— Work instructions —
Reproduce the listing below verbatim, from the line containing "tile-label: Ambientales: [369, 473, 381, 529]" through the line containing "highlight: 19,9% Daño".

— Material for this task —
_____
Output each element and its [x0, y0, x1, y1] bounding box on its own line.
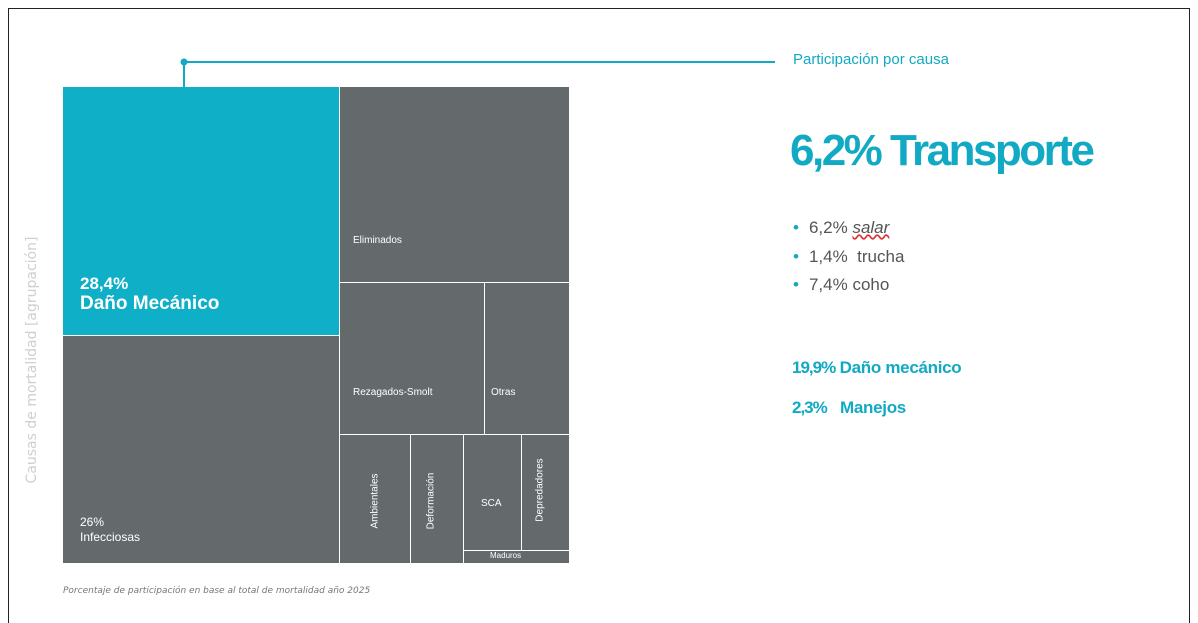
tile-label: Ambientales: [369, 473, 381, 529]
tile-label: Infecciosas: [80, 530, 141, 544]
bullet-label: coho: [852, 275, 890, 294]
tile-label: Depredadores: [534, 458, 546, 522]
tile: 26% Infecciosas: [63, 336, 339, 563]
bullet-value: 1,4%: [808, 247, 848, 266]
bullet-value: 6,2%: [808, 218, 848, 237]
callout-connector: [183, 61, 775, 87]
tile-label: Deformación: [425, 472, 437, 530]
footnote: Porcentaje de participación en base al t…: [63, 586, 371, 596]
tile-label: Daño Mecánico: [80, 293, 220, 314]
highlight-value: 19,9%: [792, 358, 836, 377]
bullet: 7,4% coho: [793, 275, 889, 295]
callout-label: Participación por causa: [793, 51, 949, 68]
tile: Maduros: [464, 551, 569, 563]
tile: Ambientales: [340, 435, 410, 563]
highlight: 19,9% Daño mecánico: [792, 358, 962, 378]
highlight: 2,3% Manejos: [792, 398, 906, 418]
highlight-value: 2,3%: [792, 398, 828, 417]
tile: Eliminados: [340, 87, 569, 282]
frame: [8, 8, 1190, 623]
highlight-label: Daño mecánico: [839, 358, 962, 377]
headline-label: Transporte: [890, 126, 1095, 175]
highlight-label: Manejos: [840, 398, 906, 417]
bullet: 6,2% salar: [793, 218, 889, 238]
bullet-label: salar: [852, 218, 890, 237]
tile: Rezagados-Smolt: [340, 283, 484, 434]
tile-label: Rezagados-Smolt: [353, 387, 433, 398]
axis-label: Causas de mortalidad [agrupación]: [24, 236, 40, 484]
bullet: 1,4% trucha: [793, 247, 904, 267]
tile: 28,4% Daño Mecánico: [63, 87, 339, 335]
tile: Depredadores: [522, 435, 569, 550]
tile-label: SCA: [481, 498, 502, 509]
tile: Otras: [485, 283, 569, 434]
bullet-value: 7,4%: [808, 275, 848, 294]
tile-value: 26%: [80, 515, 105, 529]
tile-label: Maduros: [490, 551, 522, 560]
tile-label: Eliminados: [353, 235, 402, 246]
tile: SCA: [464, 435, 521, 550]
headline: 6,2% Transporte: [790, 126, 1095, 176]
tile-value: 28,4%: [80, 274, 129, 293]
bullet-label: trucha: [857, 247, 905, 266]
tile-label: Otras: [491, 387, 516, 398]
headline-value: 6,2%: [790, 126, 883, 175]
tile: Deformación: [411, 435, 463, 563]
_____
— Reply to the task —
tile-label: Ambientales: [369, 473, 381, 529]
tile-label: Infecciosas: [80, 530, 141, 544]
bullet-label: coho: [852, 275, 890, 294]
tile-label: Depredadores: [534, 458, 546, 522]
tile: 26% Infecciosas: [63, 336, 339, 563]
bullet-value: 1,4%: [808, 247, 848, 266]
bullet-value: 6,2%: [808, 218, 848, 237]
callout-connector: [183, 61, 775, 87]
tile-label: Deformación: [425, 472, 437, 530]
footnote: Porcentaje de participación en base al t…: [63, 586, 371, 596]
tile-label: Daño Mecánico: [80, 293, 220, 314]
highlight-value: 19,9%: [792, 358, 836, 377]
bullet: 7,4% coho: [793, 275, 889, 295]
callout-label: Participación por causa: [793, 51, 949, 68]
tile: Maduros: [464, 551, 569, 563]
tile: Ambientales: [340, 435, 410, 563]
highlight: 19,9% Daño mecánico: [792, 358, 962, 378]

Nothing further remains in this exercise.